* [Task item] From the first line to the last, print the listing exactly.

* [Data under study]
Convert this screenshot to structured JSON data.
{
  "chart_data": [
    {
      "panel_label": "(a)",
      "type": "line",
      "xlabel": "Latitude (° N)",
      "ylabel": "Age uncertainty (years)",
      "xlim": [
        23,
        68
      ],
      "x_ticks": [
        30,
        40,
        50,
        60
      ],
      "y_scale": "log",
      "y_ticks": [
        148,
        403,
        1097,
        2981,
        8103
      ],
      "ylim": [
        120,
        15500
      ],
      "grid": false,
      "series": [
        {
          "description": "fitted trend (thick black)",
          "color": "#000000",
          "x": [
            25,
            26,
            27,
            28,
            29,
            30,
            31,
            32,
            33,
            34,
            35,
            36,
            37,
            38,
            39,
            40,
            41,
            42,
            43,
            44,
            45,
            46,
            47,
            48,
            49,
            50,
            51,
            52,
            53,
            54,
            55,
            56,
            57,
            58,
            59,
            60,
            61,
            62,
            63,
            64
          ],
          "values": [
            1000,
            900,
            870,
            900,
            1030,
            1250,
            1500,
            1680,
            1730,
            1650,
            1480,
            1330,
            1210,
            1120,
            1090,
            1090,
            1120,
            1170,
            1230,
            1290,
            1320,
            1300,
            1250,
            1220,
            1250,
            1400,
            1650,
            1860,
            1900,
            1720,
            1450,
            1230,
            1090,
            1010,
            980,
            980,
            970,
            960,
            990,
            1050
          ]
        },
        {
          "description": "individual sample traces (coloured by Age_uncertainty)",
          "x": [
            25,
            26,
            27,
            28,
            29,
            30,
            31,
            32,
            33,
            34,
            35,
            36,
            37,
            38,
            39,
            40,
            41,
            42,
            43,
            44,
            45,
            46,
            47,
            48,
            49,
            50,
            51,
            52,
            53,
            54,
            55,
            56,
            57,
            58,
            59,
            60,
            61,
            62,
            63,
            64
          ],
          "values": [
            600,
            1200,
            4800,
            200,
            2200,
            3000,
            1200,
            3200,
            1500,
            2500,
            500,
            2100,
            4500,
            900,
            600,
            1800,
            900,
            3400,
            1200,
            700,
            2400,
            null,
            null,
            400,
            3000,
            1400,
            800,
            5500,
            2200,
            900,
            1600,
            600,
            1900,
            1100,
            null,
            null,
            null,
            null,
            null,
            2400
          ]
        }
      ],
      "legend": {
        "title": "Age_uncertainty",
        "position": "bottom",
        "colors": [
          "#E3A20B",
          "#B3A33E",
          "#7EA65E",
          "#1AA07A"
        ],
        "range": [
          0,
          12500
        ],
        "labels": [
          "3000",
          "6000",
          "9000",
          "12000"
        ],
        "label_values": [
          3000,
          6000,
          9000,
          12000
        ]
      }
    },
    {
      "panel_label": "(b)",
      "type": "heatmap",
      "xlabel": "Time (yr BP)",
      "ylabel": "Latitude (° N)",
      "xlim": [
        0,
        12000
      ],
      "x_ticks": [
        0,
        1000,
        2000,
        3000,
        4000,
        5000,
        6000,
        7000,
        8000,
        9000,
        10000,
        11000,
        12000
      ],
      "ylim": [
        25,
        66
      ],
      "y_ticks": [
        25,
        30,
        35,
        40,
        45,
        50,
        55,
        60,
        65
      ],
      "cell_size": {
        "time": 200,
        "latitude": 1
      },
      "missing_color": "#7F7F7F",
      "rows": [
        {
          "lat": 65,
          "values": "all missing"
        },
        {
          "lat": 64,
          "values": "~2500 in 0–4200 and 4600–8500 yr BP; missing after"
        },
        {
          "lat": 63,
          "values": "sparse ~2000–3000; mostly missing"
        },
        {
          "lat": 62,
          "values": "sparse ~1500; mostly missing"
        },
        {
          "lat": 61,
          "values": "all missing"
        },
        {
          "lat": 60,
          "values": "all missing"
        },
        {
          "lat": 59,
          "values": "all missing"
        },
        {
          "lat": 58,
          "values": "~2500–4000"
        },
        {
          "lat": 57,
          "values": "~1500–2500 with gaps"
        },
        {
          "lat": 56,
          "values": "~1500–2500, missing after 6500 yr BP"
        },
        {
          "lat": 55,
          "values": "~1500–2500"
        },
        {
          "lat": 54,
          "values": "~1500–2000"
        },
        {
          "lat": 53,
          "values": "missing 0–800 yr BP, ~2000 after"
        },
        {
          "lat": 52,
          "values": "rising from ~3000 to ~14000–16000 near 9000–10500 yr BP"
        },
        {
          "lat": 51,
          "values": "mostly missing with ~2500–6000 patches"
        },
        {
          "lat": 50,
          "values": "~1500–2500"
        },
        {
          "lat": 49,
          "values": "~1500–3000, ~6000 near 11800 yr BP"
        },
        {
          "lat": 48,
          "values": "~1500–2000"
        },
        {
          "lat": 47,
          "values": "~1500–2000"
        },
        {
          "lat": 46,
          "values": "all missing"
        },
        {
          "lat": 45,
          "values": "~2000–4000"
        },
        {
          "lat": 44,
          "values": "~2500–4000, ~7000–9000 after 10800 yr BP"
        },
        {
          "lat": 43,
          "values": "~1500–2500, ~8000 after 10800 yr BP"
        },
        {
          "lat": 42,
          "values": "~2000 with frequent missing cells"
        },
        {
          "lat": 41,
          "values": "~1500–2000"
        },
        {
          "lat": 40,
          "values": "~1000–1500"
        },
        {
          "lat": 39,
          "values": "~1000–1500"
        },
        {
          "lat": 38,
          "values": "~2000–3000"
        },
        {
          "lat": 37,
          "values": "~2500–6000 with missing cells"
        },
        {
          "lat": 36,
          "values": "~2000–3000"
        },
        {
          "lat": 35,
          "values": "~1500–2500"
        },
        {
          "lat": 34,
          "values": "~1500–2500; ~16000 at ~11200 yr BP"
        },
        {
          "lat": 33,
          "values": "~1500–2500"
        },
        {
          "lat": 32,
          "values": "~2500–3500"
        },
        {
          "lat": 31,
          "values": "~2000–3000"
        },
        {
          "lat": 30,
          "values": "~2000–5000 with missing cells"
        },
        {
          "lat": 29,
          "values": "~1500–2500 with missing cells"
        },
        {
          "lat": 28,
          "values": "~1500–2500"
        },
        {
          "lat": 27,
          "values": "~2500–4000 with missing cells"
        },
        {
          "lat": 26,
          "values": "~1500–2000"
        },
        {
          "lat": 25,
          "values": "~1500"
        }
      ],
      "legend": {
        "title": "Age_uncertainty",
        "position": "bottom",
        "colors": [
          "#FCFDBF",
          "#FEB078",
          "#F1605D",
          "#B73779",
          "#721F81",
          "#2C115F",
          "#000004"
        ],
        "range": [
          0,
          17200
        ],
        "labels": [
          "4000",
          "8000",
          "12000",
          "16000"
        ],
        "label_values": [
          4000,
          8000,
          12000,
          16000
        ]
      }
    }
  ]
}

* [Exercise result]
Convert this screenshot to structured JSON data.
{
  "chart_data": [
    {
      "panel_label": "(a)",
      "type": "line",
      "xlabel": "Latitude (° N)",
      "ylabel": "Age uncertainty (years)",
      "xlim": [
        23,
        68
      ],
      "x_ticks": [
        30,
        40,
        50,
        60
      ],
      "y_scale": "log",
      "y_ticks": [
        148,
        403,
        1097,
        2981,
        8103
      ],
      "ylim": [
        120,
        15500
      ],
      "grid": false,
      "series": [
        {
          "description": "fitted trend (thick black)",
          "color": "#000000",
          "x": [
            25,
            26,
            27,
            28,
            29,
            30,
            31,
            32,
            33,
            34,
            35,
            36,
            37,
            38,
            39,
            40,
            41,
            42,
            43,
            44,
            45,
            46,
            47,
            48,
            49,
            50,
            51,
            52,
            53,
            54,
            55,
            56,
            57,
            58,
            59,
            60,
            61,
            62,
            63,
            64
          ],
          "values": [
            1000,
            900,
            870,
            900,
            1030,
            1250,
            1500,
            1680,
            1730,
            1650,
            1480,
            1330,
            1210,
            1120,
            1090,
            1090,
            1120,
            1170,
            1230,
            1290,
            1320,
            1300,
            1250,
            1220,
            1250,
            1400,
            1650,
            1860,
            1900,
            1720,
            1450,
            1230,
            1090,
            1010,
            980,
            980,
            970,
            960,
            990,
            1050
          ]
        },
        {
          "description": "individual sample traces (coloured by Age_uncertainty)",
          "x": [
            25,
            26,
            27,
            28,
            29,
            30,
            31,
            32,
            33,
            34,
            35,
            36,
            37,
            38,
            39,
            40,
            41,
            42,
            43,
            44,
            45,
            46,
            47,
            48,
            49,
            50,
            51,
            52,
            53,
            54,
            55,
            56,
            57,
            58,
            59,
            60,
            61,
            62,
            63,
            64
          ],
          "values": [
            600,
            1200,
            4800,
            200,
            2200,
            3000,
            1200,
            3200,
            1500,
            2500,
            500,
            2100,
            4500,
            900,
            600,
            1800,
            900,
            3400,
            1200,
            700,
            2400,
            null,
            null,
            400,
            3000,
            1400,
            800,
            5500,
            2200,
            900,
            1600,
            600,
            1900,
            1100,
            null,
            null,
            null,
            null,
            null,
            2400
          ]
        }
      ],
      "legend": {
        "title": "Age_uncertainty",
        "position": "bottom",
        "colors": [
          "#E3A20B",
          "#B3A33E",
          "#7EA65E",
          "#1AA07A"
        ],
        "range": [
          0,
          12500
        ],
        "labels": [
          "3000",
          "6000",
          "9000",
          "12000"
        ],
        "label_values": [
          3000,
          6000,
          9000,
          12000
        ]
      }
    },
    {
      "panel_label": "(b)",
      "type": "heatmap",
      "xlabel": "Time (yr BP)",
      "ylabel": "Latitude (° N)",
      "xlim": [
        0,
        12000
      ],
      "x_ticks": [
        0,
        1000,
        2000,
        3000,
        4000,
        5000,
        6000,
        7000,
        8000,
        9000,
        10000,
        11000,
        12000
      ],
      "ylim": [
        25,
        66
      ],
      "y_ticks": [
        25,
        30,
        35,
        40,
        45,
        50,
        55,
        60,
        65
      ],
      "cell_size": {
        "time": 200,
        "latitude": 1
      },
      "missing_color": "#7F7F7F",
      "rows": [
        {
          "lat": 65,
          "values": "all missing"
        },
        {
          "lat": 64,
          "values": "~2500 in 0–4200 and 4600–8500 yr BP; missing after"
        },
        {
          "lat": 63,
          "values": "sparse ~2000–3000; mostly missing"
        },
        {
          "lat": 62,
          "values": "sparse ~1500; mostly missing"
        },
        {
          "lat": 61,
          "values": "all missing"
        },
        {
          "lat": 60,
          "values": "all missing"
        },
        {
          "lat": 59,
          "values": "all missing"
        },
        {
          "lat": 58,
          "values": "~2500–4000"
        },
        {
          "lat": 57,
          "values": "~1500–2500 with gaps"
        },
        {
          "lat": 56,
          "values": "~1500–2500, missing after 6500 yr BP"
        },
        {
          "lat": 55,
          "values": "~1500–2500"
        },
        {
          "lat": 54,
          "values": "~1500–2000"
        },
        {
          "lat": 53,
          "values": "missing 0–800 yr BP, ~2000 after"
        },
        {
          "lat": 52,
          "values": "rising from ~3000 to ~14000–16000 near 9000–10500 yr BP"
        },
        {
          "lat": 51,
          "values": "mostly missing with ~2500–6000 patches"
        },
        {
          "lat": 50,
          "values": "~1500–2500"
        },
        {
          "lat": 49,
          "values": "~1500–3000, ~6000 near 11800 yr BP"
        },
        {
          "lat": 48,
          "values": "~1500–2000"
        },
        {
          "lat": 47,
          "values": "~1500–2000"
        },
        {
          "lat": 46,
          "values": "all missing"
        },
        {
          "lat": 45,
          "values": "~2000–4000"
        },
        {
          "lat": 44,
          "values": "~2500–4000, ~7000–9000 after 10800 yr BP"
        },
        {
          "lat": 43,
          "values": "~1500–2500, ~8000 after 10800 yr BP"
        },
        {
          "lat": 42,
          "values": "~2000 with frequent missing cells"
        },
        {
          "lat": 41,
          "values": "~1500–2000"
        },
        {
          "lat": 40,
          "values": "~1000–1500"
        },
        {
          "lat": 39,
          "values": "~1000–1500"
        },
        {
          "lat": 38,
          "values": "~2000–3000"
        },
        {
          "lat": 37,
          "values": "~2500–6000 with missing cells"
        },
        {
          "lat": 36,
          "values": "~2000–3000"
        },
        {
          "lat": 35,
          "values": "~1500–2500"
        },
        {
          "lat": 34,
          "values": "~1500–2500; ~16000 at ~11200 yr BP"
        },
        {
          "lat": 33,
          "values": "~1500–2500"
        },
        {
          "lat": 32,
          "values": "~2500–3500"
        },
        {
          "lat": 31,
          "values": "~2000–3000"
        },
        {
          "lat": 30,
          "values": "~2000–5000 with missing cells"
        },
        {
          "lat": 29,
          "values": "~1500–2500 with missing cells"
        },
        {
          "lat": 28,
          "values": "~1500–2500"
        },
        {
          "lat": 27,
          "values": "~2500–4000 with missing cells"
        },
        {
          "lat": 26,
          "values": "~1500–2000"
        },
        {
          "lat": 25,
          "values": "~1500"
        }
      ],
      "legend": {
        "title": "Age_uncertainty",
        "position": "bottom",
        "colors": [
          "#FCFDBF",
          "#FEB078",
          "#F1605D",
          "#B73779",
          "#721F81",
          "#2C115F",
          "#000004"
        ],
        "range": [
          0,
          17200
        ],
        "labels": [
          "4000",
          "8000",
          "12000",
          "16000"
        ],
        "label_values": [
          4000,
          8000,
          12000,
          16000
        ]
      }
    }
  ]
}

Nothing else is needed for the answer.